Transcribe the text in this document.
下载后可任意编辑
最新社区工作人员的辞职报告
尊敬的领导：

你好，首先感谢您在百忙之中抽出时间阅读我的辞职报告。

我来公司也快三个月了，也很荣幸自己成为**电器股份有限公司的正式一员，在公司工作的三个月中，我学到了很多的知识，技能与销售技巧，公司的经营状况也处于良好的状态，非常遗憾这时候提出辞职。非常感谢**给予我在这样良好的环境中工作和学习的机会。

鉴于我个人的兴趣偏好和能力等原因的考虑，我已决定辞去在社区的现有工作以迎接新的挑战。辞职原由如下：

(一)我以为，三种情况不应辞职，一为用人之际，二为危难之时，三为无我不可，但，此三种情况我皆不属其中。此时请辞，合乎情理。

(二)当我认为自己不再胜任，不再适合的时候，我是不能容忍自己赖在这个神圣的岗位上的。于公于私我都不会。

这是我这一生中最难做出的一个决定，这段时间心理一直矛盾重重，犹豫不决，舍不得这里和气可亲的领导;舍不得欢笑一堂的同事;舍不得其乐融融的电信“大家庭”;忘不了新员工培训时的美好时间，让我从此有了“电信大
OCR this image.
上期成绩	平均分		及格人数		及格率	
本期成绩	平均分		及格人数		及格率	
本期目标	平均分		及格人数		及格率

+ + +

Copy out each record, keeping every word as it is.

● Solution to this task:
Transcribe the text in this document.
下载后可任意编辑
最新社区工作人员的辞职报告
尊敬的领导：

你好，首先感谢您在百忙之中抽出时间阅读我的辞职报告。

我来公司也快三个月了，也很荣幸自己成为**电器股份有限公司的正式一员，在公司工作的三个月中，我学到了很多的知识，技能与销售技巧，公司的经营状况也处于良好的状态，非常遗憾这时候提出辞职。非常感谢**给予我在这样良好的环境中工作和学习的机会。

鉴于我个人的兴趣偏好和能力等原因的考虑，我已决定辞去在社区的现有工作以迎接新的挑战。辞职原由如下：

(一)我以为，三种情况不应辞职，一为用人之际，二为危难之时，三为无我不可，但，此三种情况我皆不属其中。此时请辞，合乎情理。

(二)当我认为自己不再胜任，不再适合的时候，我是不能容忍自己赖在这个神圣的岗位上的。于公于私我都不会。

这是我这一生中最难做出的一个决定，这段时间心理一直矛盾重重，犹豫不决，舍不得这里和气可亲的领导;舍不得欢笑一堂的同事;舍不得其乐融融的电信“大家庭”;忘不了新员工培训时的美好时间，让我从此有了“电信大
OCR this image.
上期成绩	平均分		及格人数		及格率	
本期成绩	平均分		及格人数		及格率	
本期目标	平均分		及格人数		及格率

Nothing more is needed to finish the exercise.